> _TASK REQUIREMENTS_:
Give back the full listing, character for character, with no pictures.

(Collection entries)
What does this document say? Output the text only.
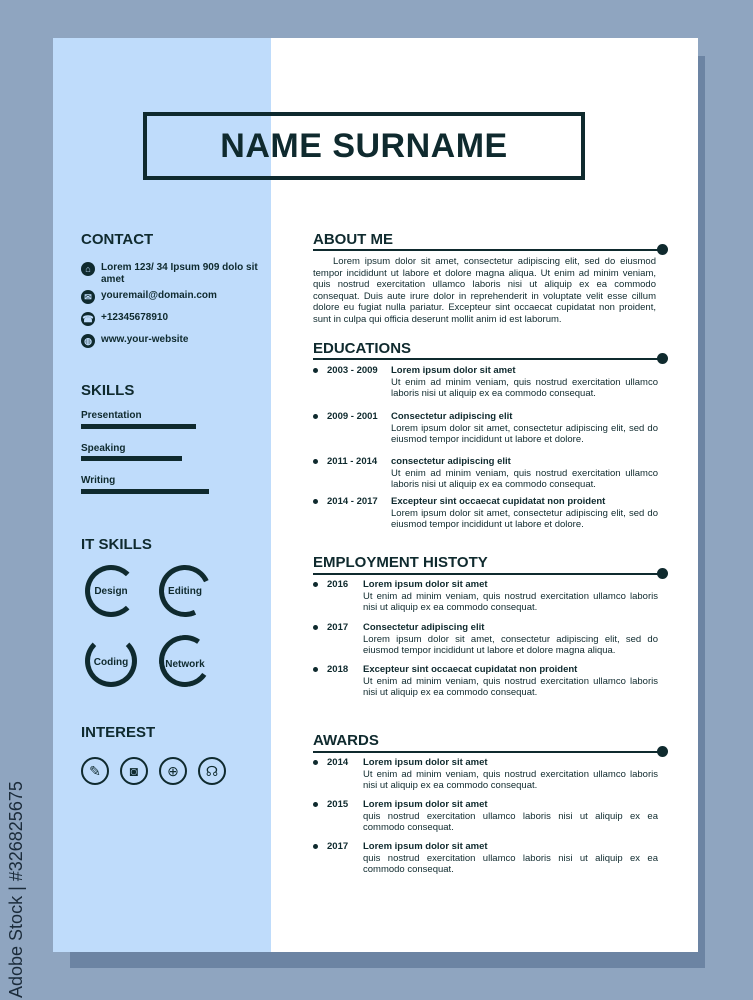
NAME SURNAME
CONTACT
⌂	Lorem 123/ 34 Ipsum 909 dolo sit amet
✉ youremail@domain.com
☎ +12345678910
◍ www.your-website
SKILLS
Presentation
Speaking
Writing
IT SKILLS
Design	Editing
Coding	Network
INTEREST
✎	◙	⊕	☊
ABOUT ME
Lorem ipsum dolor sit amet, consectetur adipiscing elit, sed do eiusmod tempor incididunt ut labore et dolore magna aliqua. Ut enim ad minim veniam, quis nostrud exercitation ullamco laboris nisi ut aliquip ex ea commodo consequat. Duis aute irure dolor in reprehenderit in voluptate velit esse cillum dolore eu fugiat nulla pariatur. Excepteur sint occaecat cupidatat non proident, sunt in culpa qui officia deserunt mollit anim id est laborum.
EDUCATIONS
2003 - 2009 Lorem ipsum dolor sit amet
Ut enim ad minim veniam, quis nostrud exercitation ullamco laboris nisi ut aliquip ex ea commodo consequat.
2009 - 2001 Consectetur adipiscing elit
Lorem ipsum dolor sit amet, consectetur adipiscing elit, sed do eiusmod tempor incididunt ut labore et dolore.
2011 - 2014 consectetur adipiscing elit
Ut enim ad minim veniam, quis nostrud exercitation ullamco laboris nisi ut aliquip ex ea commodo consequat.
2014 - 2017 Excepteur sint occaecat cupidatat non proident
Lorem ipsum dolor sit amet, consectetur adipiscing elit, sed do eiusmod tempor incididunt ut labore et dolore.
EMPLOYMENT HISTOTY
2016 Lorem ipsum dolor sit amet
Ut enim ad minim veniam, quis nostrud exercitation ullamco laboris nisi ut aliquip ex ea commodo consequat.
2017 Consectetur adipiscing elit
Lorem ipsum dolor sit amet, consectetur adipiscing elit, sed do eiusmod tempor incididunt ut labore et dolore magna aliqua.
2018 Excepteur sint occaecat cupidatat non proident
Ut enim ad minim veniam, quis nostrud exercitation ullamco laboris nisi ut aliquip ex ea commodo consequat.
AWARDS
2014 Lorem ipsum dolor sit amet
Ut enim ad minim veniam, quis nostrud exercitation ullamco laboris nisi ut aliquip ex ea commodo consequat.
2015 Lorem ipsum dolor sit amet
quis nostrud exercitation ullamco laboris nisi ut aliquip ex ea commodo consequat.
2017 Lorem ipsum dolor sit amet
quis nostrud exercitation ullamco laboris nisi ut aliquip ex ea commodo consequat.
Adobe Stock | #326825675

> _EXERCISE SOLUTION_:
What does this document say? Output the text only.
NAME SURNAME
CONTACT
⌂	Lorem 123/ 34 Ipsum 909 dolo sit amet
✉ youremail@domain.com
☎ +12345678910
◍ www.your-website
SKILLS
Presentation
Speaking
Writing
IT SKILLS
Design	Editing
Coding	Network
INTEREST
✎	◙	⊕	☊
ABOUT ME
Lorem ipsum dolor sit amet, consectetur adipiscing elit, sed do eiusmod tempor incididunt ut labore et dolore magna aliqua. Ut enim ad minim veniam, quis nostrud exercitation ullamco laboris nisi ut aliquip ex ea commodo consequat. Duis aute irure dolor in reprehenderit in voluptate velit esse cillum dolore eu fugiat nulla pariatur. Excepteur sint occaecat cupidatat non proident, sunt in culpa qui officia deserunt mollit anim id est laborum.
EDUCATIONS
2003 - 2009 Lorem ipsum dolor sit amet
Ut enim ad minim veniam, quis nostrud exercitation ullamco laboris nisi ut aliquip ex ea commodo consequat.
2009 - 2001 Consectetur adipiscing elit
Lorem ipsum dolor sit amet, consectetur adipiscing elit, sed do eiusmod tempor incididunt ut labore et dolore.
2011 - 2014 consectetur adipiscing elit
Ut enim ad minim veniam, quis nostrud exercitation ullamco laboris nisi ut aliquip ex ea commodo consequat.
2014 - 2017 Excepteur sint occaecat cupidatat non proident
Lorem ipsum dolor sit amet, consectetur adipiscing elit, sed do eiusmod tempor incididunt ut labore et dolore.
EMPLOYMENT HISTOTY
2016 Lorem ipsum dolor sit amet
Ut enim ad minim veniam, quis nostrud exercitation ullamco laboris nisi ut aliquip ex ea commodo consequat.
2017 Consectetur adipiscing elit
Lorem ipsum dolor sit amet, consectetur adipiscing elit, sed do eiusmod tempor incididunt ut labore et dolore magna aliqua.
2018 Excepteur sint occaecat cupidatat non proident
Ut enim ad minim veniam, quis nostrud exercitation ullamco laboris nisi ut aliquip ex ea commodo consequat.
AWARDS
2014 Lorem ipsum dolor sit amet
Ut enim ad minim veniam, quis nostrud exercitation ullamco laboris nisi ut aliquip ex ea commodo consequat.
2015 Lorem ipsum dolor sit amet
quis nostrud exercitation ullamco laboris nisi ut aliquip ex ea commodo consequat.
2017 Lorem ipsum dolor sit amet
quis nostrud exercitation ullamco laboris nisi ut aliquip ex ea commodo consequat.
Adobe Stock | #326825675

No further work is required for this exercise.